## Given problem
In the entries that follow, find the word "color" and report each line it is on.

## Exercise materials

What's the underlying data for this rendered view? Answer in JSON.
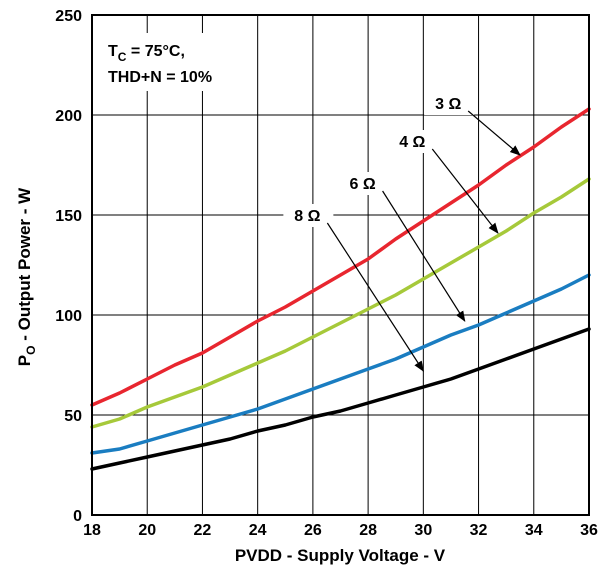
{
  "chart_data": {
    "type": "line",
    "xlabel": "PVDD - Supply Voltage - V",
    "ylabel": {
      "prefix": "P",
      "sub": "O",
      "rest": " - Output Power - W"
    },
    "xlim": [
      18,
      36
    ],
    "ylim": [
      0,
      250
    ],
    "xticks": [
      18,
      20,
      22,
      24,
      26,
      28,
      30,
      32,
      34,
      36
    ],
    "yticks": [
      0,
      50,
      100,
      150,
      200,
      250
    ],
    "grid": true,
    "annotation": {
      "line1_prefix": "T",
      "line1_sub": "C",
      "line1_rest": " = 75°C,",
      "line2": "THD+N = 10%"
    },
    "series": [
      {
        "name": "3 Ω",
        "color": "#e8262f",
        "x": [
          18,
          19,
          20,
          21,
          22,
          23,
          24,
          25,
          26,
          27,
          28,
          29,
          30,
          31,
          32,
          33,
          34,
          35,
          36
        ],
        "y": [
          55,
          61,
          68,
          75,
          81,
          89,
          97,
          104,
          112,
          120,
          128,
          138,
          147,
          156,
          165,
          175,
          184,
          194,
          203
        ]
      },
      {
        "name": "4 Ω",
        "color": "#a6c93a",
        "x": [
          18,
          19,
          20,
          21,
          22,
          23,
          24,
          25,
          26,
          27,
          28,
          29,
          30,
          31,
          32,
          33,
          34,
          35,
          36
        ],
        "y": [
          44,
          48,
          54,
          59,
          64,
          70,
          76,
          82,
          89,
          96,
          103,
          110,
          118,
          126,
          134,
          142,
          151,
          159,
          168
        ]
      },
      {
        "name": "6 Ω",
        "color": "#1a7dc1",
        "x": [
          18,
          19,
          20,
          21,
          22,
          23,
          24,
          25,
          26,
          27,
          28,
          29,
          30,
          31,
          32,
          33,
          34,
          35,
          36
        ],
        "y": [
          31,
          33,
          37,
          41,
          45,
          49,
          53,
          58,
          63,
          68,
          73,
          78,
          84,
          90,
          95,
          101,
          107,
          113,
          120
        ]
      },
      {
        "name": "8 Ω",
        "color": "#000000",
        "x": [
          18,
          19,
          20,
          21,
          22,
          23,
          24,
          25,
          26,
          27,
          28,
          29,
          30,
          31,
          32,
          33,
          34,
          35,
          36
        ],
        "y": [
          23,
          26,
          29,
          32,
          35,
          38,
          42,
          45,
          49,
          52,
          56,
          60,
          64,
          68,
          73,
          78,
          83,
          88,
          93
        ]
      }
    ],
    "labels": [
      {
        "series": "3 Ω",
        "text": "3 Ω",
        "x": 30.9,
        "y": 203,
        "arrow_to": [
          33.5,
          180
        ]
      },
      {
        "series": "4 Ω",
        "text": "4 Ω",
        "x": 29.6,
        "y": 184,
        "arrow_to": [
          32.7,
          141
        ]
      },
      {
        "series": "6 Ω",
        "text": "6 Ω",
        "x": 27.8,
        "y": 163,
        "arrow_to": [
          31.5,
          97
        ]
      },
      {
        "series": "8 Ω",
        "text": "8 Ω",
        "x": 25.8,
        "y": 147,
        "arrow_to": [
          30.0,
          72
        ]
      }
    ]
  }
}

## Correct response
        "color": "#e8262f",
        "color": "#a6c93a",
        "color": "#1a7dc1",
        "color": "#000000",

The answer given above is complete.